Nussverkäufer vor der Fähre, Istanbul September 2011

Nussverkäufer vor der Fähre, Istanbul September 2011

Überhaupt scheinen öffentlicher Raum und Nahrungsaufnahme in Istanbul untrennbar miteinander verbunden. An sprichwörtlich jeder Ecke gibt es etwas zu kaufen. Keine richtigen und keine aufwendigen Mahlzeiten, sondern einfache Dinge für zwischendurch. Eiscreme aus Ziegenmilch, knallbunt-gedrehte Zuckerbonbons und rosafarbene Zuckerwatte. Maiskolben, Maronen, auf Holzkohle geröstetes Popcorn und Simit – Sesamkringel, die in kleinen roten Verkaufswagen oder zu riesigen Gebilden getürmt auf dem Kopf von Verkäufern angeboten werden, die auf Aufforderung herbeikommen und in die Knie gehen, damit die Käufer sich die Ware selbst nehmen können. Die Preise nehmen dabei zu, je näher man sich den touristischen Highlights nähert. Gut eine halbe Lira pro zweihundert Meter überschlage ich auf dem Weg durch die Altstadt hinunter zum Hafen.

* Aufgabe *
Gib aus dem Übungstext den Abschnitt wortgetreu wieder, der mit den Worten "Überhaupt scheinen öffentlicher" anfängt und mit "hinunter zum Hafen." aufhört.

* Angezeigte Zeilen *
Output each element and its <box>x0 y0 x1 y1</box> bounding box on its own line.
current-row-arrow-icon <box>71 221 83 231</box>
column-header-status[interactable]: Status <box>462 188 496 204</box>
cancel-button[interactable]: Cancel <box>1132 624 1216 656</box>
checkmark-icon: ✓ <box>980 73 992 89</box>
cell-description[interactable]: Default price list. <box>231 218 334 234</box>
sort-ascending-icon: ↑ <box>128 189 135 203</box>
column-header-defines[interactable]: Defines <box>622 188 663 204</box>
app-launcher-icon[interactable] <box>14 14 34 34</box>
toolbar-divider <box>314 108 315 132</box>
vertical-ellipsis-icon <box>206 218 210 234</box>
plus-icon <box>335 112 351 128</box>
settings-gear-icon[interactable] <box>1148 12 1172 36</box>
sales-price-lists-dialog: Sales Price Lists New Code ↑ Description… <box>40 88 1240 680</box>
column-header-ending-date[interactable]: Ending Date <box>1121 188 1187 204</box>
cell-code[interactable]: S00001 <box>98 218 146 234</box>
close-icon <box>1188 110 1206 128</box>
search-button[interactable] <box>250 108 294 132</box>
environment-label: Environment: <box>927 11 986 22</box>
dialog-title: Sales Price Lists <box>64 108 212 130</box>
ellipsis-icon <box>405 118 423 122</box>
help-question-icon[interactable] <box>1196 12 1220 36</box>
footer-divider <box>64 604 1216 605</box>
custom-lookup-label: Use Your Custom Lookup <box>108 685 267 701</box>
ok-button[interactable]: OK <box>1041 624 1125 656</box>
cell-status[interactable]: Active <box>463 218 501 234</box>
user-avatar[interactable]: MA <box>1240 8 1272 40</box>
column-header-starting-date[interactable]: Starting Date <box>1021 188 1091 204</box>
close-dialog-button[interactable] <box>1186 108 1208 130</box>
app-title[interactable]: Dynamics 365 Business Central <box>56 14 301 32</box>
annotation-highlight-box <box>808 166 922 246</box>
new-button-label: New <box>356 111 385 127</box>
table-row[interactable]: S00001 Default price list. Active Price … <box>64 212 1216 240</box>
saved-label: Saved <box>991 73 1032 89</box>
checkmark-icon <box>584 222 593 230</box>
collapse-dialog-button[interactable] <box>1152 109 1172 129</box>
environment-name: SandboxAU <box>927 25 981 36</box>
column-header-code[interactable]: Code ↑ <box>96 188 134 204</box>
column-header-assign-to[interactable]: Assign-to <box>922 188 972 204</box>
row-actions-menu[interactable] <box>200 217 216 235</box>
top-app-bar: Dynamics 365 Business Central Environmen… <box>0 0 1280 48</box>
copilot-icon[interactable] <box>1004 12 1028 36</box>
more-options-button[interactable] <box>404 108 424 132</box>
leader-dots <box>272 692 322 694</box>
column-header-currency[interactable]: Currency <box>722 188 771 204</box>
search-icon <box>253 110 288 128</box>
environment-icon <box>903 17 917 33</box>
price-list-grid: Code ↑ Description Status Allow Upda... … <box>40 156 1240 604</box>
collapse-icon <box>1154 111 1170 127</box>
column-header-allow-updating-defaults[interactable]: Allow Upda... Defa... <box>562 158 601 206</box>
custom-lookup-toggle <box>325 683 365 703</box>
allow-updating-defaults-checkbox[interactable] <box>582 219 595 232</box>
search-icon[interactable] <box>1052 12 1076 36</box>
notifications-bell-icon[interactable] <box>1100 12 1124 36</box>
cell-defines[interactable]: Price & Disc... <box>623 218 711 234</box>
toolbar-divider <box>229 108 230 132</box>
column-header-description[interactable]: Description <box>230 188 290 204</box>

* Antwort *
Überhaupt scheinen öffentlicher Raum und Nahrungsaufnahme in Istanbul untrennbar miteinander verbunden. An sprichwörtlich jeder Ecke gibt es etwas zu kaufen. Keine richtigen und keine aufwendigen Mahlzeiten, sondern einfache Dinge für zwischendurch. Eiscreme aus Ziegenmilch, knallbunt-gedrehte Zuckerbonbons und rosafarbene Zuckerwatte. Maiskolben, Maronen, auf Holzkohle geröstetes Popcorn und Simit – Sesamkringel, die in kleinen roten Verkaufswagen oder zu riesigen Gebilden getürmt auf dem Kopf von Verkäufern angeboten werden, die auf Aufforderung herbeikommen und in die Knie gehen, damit die Käufer sich die Ware selbst nehmen können. Die Preise nehmen dabei zu, je näher man sich den touristischen Highlights nähert. Gut eine halbe Lira pro zweihundert Meter überschlage ich auf dem Weg durch die Altstadt hinunter zum Hafen.